Exercise goal: Take each line containing the word "houses" and copy it.
======== Available data ========
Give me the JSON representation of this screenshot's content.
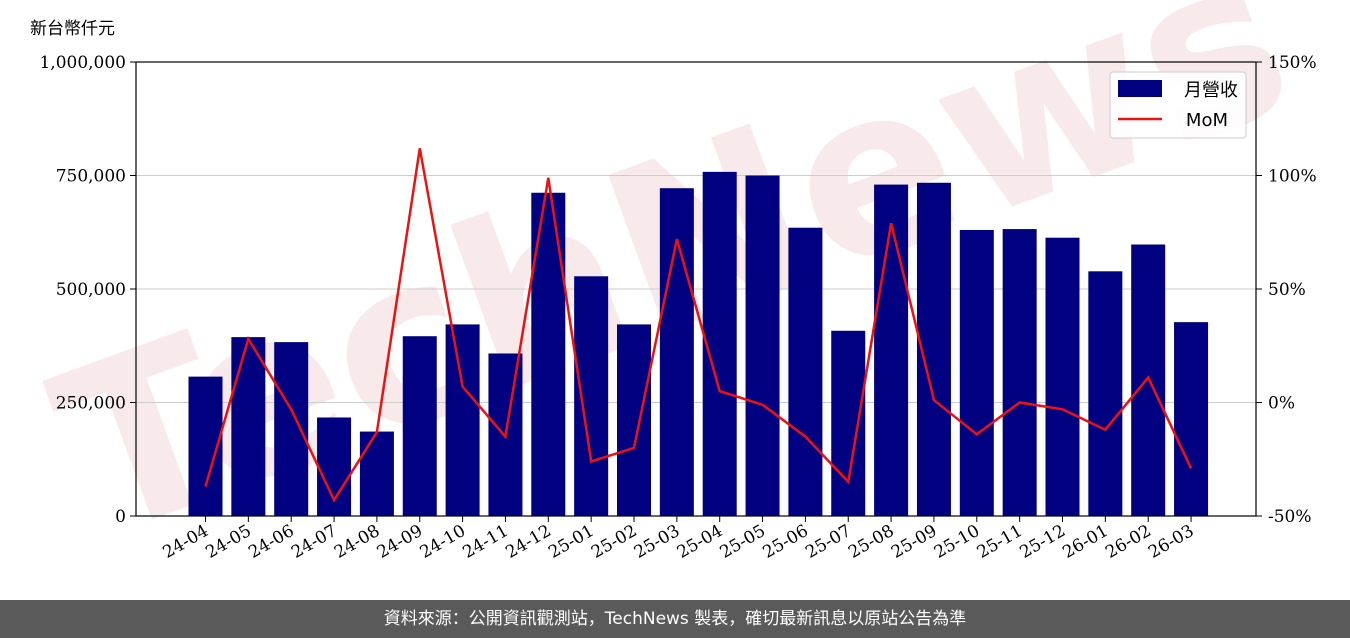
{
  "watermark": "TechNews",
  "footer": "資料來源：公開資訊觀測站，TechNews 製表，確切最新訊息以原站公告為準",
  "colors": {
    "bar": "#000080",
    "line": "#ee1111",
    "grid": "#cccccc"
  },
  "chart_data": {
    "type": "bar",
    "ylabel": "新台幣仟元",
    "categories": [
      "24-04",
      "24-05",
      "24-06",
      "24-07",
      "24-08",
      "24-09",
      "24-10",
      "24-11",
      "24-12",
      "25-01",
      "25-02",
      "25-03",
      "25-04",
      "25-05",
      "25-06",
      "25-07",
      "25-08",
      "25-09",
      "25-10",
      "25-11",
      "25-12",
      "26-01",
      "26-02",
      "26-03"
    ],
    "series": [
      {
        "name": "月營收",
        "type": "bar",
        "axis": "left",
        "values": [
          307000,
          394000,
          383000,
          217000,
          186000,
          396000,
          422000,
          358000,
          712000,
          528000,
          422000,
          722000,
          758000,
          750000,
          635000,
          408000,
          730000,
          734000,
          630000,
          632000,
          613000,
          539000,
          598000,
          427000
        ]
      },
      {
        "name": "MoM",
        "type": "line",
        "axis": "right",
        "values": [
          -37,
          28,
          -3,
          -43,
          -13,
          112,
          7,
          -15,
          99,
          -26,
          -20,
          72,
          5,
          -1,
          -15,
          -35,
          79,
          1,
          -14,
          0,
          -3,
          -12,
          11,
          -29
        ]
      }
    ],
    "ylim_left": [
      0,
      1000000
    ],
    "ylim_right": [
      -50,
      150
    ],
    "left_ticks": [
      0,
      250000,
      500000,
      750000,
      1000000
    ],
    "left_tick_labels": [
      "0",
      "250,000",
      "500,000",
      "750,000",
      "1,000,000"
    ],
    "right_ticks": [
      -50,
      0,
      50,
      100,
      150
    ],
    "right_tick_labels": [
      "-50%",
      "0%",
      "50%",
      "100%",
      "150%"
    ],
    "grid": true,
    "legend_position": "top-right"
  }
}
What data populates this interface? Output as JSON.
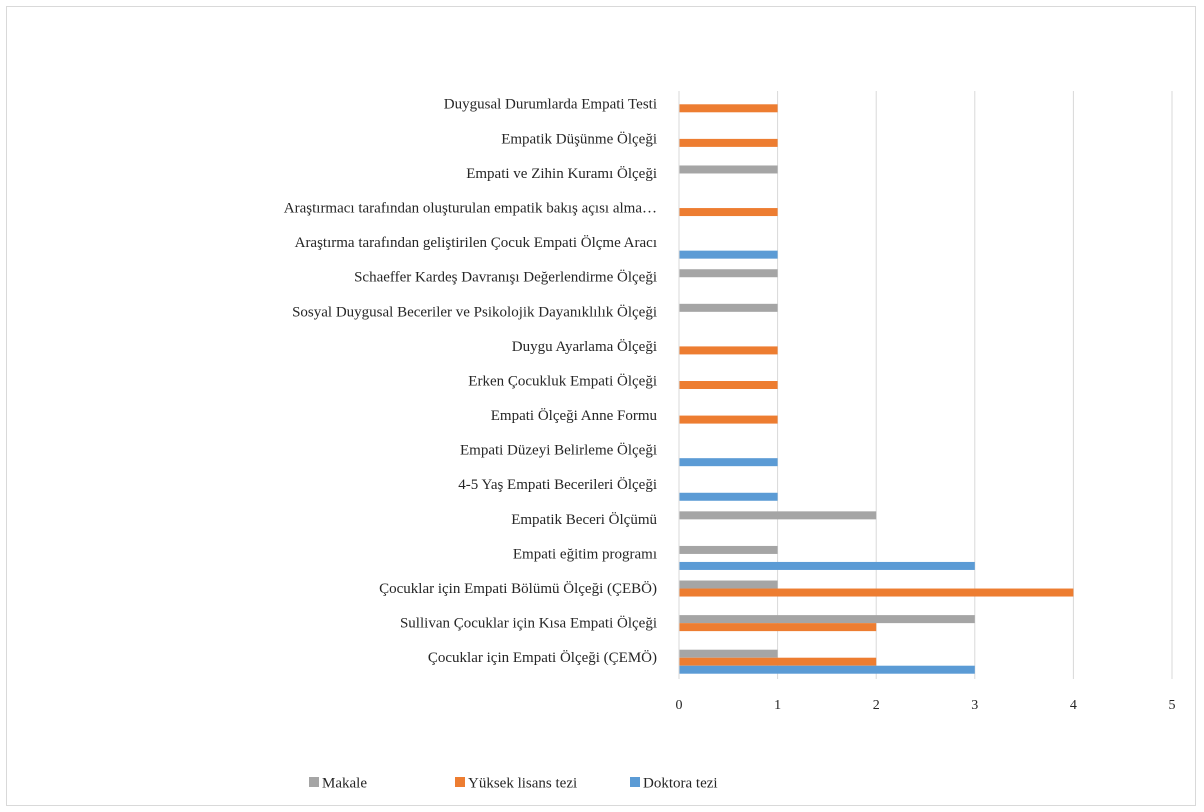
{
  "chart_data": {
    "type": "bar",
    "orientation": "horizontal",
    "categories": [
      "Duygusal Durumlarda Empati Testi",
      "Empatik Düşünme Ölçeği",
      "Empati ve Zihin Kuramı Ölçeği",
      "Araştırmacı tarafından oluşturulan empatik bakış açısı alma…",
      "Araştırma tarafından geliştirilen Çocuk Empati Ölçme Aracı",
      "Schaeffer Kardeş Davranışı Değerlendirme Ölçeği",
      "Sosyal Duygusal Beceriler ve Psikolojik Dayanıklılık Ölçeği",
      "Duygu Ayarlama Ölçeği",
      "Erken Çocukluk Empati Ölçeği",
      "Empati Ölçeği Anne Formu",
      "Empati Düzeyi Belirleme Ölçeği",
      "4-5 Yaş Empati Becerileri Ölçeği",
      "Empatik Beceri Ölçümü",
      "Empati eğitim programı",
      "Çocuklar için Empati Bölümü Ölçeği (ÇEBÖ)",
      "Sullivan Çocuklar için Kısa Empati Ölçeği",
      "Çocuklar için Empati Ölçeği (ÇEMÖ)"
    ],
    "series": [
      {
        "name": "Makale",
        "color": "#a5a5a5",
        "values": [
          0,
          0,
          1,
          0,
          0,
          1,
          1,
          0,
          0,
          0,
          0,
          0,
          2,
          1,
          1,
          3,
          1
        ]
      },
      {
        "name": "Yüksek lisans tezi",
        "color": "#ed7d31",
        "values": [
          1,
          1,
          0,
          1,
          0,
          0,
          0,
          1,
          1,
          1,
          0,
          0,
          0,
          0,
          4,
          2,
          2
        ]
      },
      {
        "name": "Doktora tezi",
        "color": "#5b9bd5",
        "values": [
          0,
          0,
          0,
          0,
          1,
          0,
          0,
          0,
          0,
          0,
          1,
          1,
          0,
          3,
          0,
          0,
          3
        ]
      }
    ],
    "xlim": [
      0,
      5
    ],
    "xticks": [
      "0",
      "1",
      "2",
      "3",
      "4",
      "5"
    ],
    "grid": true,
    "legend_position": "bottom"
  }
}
========
======== Available data ========
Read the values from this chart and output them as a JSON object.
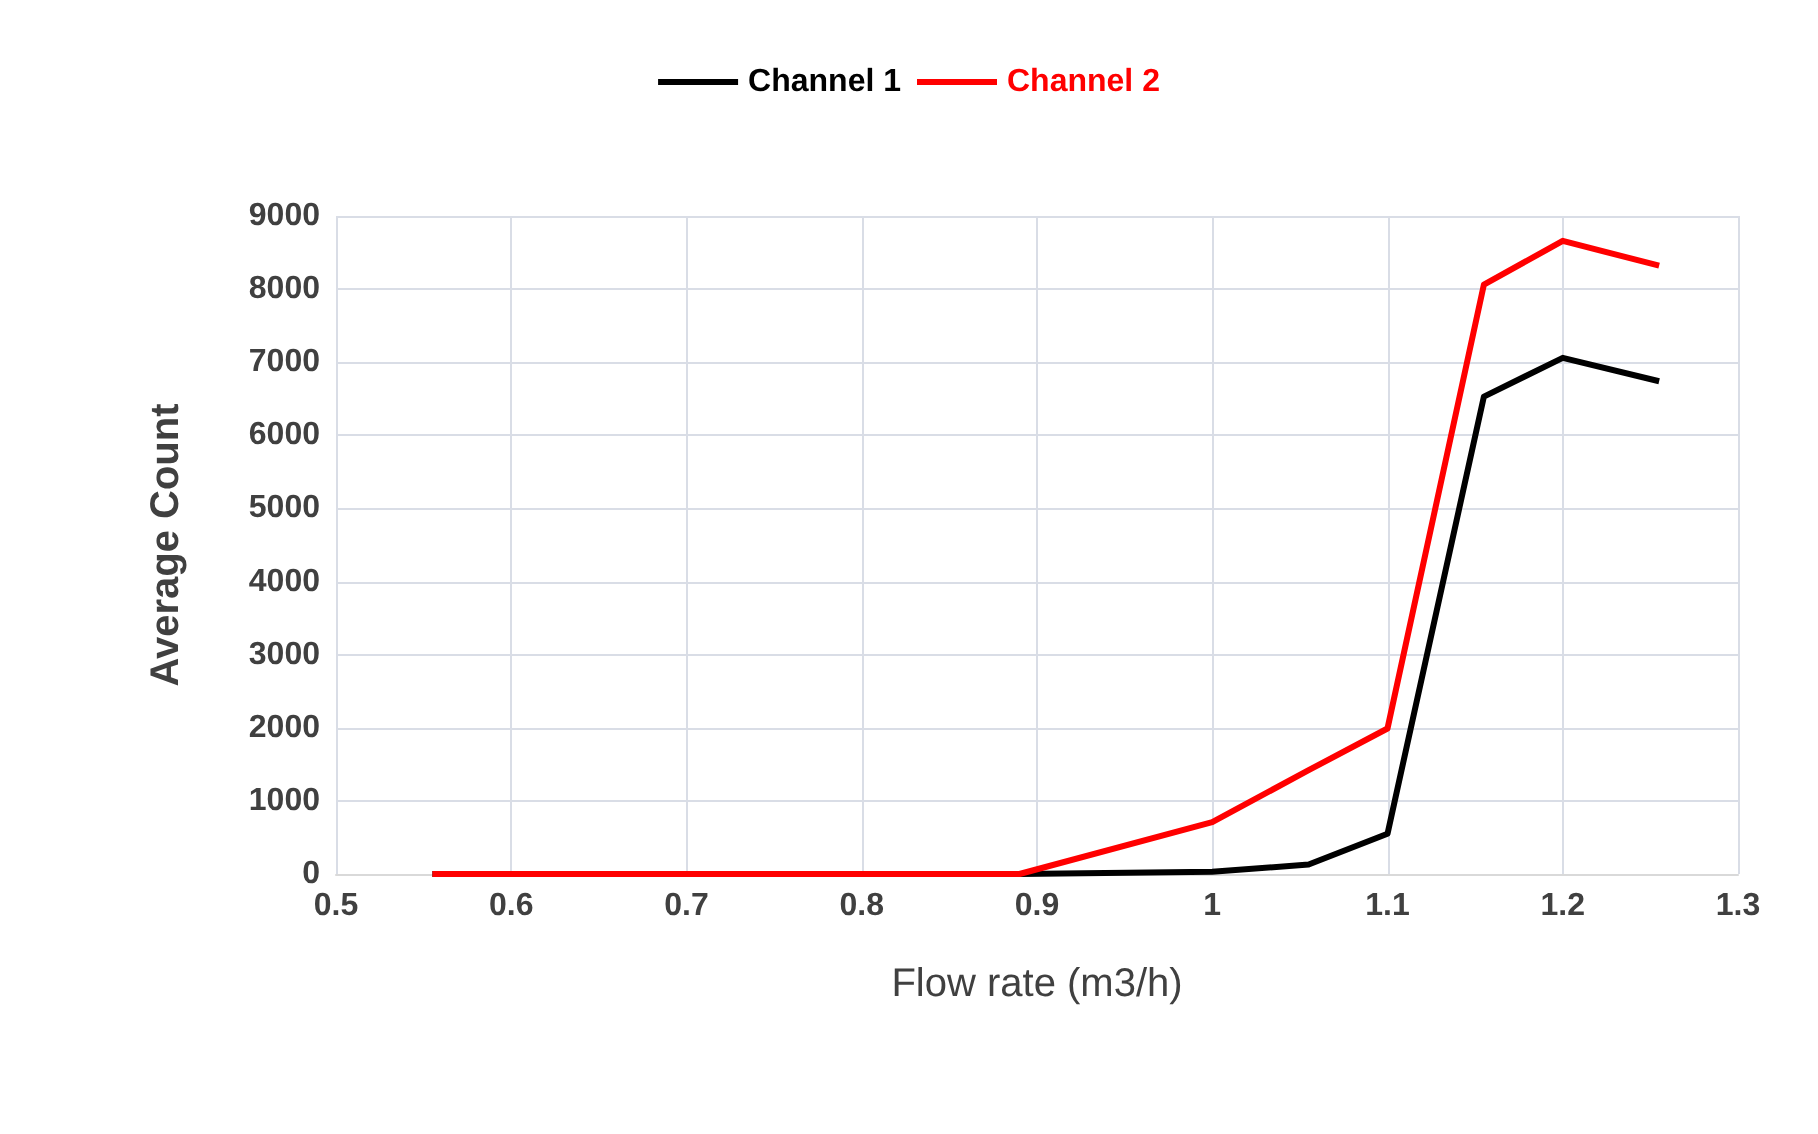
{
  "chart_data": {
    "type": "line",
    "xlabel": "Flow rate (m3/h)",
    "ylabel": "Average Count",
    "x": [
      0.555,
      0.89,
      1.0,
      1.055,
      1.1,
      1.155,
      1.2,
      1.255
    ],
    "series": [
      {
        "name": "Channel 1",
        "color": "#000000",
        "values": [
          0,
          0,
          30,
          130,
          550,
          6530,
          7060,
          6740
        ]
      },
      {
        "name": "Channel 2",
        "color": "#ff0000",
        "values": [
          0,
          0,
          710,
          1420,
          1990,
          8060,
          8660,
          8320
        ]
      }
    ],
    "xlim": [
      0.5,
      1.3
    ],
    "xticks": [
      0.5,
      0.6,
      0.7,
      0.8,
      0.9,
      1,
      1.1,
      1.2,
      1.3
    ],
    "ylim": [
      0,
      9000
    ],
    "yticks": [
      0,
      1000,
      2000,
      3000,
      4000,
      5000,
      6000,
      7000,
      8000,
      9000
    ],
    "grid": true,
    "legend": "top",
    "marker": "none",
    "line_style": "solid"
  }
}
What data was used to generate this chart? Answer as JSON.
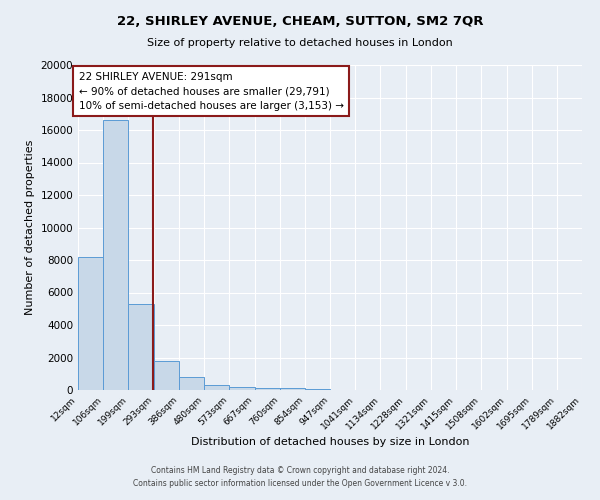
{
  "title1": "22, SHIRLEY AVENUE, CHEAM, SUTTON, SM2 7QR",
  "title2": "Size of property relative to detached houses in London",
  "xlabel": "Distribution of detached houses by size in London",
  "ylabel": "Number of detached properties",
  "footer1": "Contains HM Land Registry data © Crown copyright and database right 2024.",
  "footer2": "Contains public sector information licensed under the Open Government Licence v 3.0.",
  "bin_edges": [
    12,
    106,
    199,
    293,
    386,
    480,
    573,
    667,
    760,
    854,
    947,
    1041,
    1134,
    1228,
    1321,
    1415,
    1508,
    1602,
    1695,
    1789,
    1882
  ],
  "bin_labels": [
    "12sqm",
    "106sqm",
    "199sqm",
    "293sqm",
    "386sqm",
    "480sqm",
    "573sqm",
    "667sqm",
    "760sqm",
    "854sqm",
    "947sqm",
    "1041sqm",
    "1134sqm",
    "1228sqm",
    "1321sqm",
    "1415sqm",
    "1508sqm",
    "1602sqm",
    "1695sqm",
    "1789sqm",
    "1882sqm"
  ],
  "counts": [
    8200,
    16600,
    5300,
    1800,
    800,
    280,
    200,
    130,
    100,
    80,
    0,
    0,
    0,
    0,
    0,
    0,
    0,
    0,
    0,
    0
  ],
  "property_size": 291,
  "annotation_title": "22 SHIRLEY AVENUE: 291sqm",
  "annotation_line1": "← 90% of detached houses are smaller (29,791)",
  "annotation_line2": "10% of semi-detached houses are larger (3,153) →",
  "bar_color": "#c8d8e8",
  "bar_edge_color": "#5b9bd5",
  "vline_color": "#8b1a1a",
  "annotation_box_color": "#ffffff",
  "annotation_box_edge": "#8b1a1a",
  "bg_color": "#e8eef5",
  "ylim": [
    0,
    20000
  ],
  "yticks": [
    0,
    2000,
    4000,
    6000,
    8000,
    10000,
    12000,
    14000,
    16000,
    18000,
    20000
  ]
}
========
The output:
  "title2": "Size of property relative to detached houses in London",
  "xlabel": "Distribution of detached houses by size in London",
  "annotation_line1": "← 90% of detached houses are smaller (29,791)",
  "annotation_line2": "10% of semi-detached houses are larger (3,153) →",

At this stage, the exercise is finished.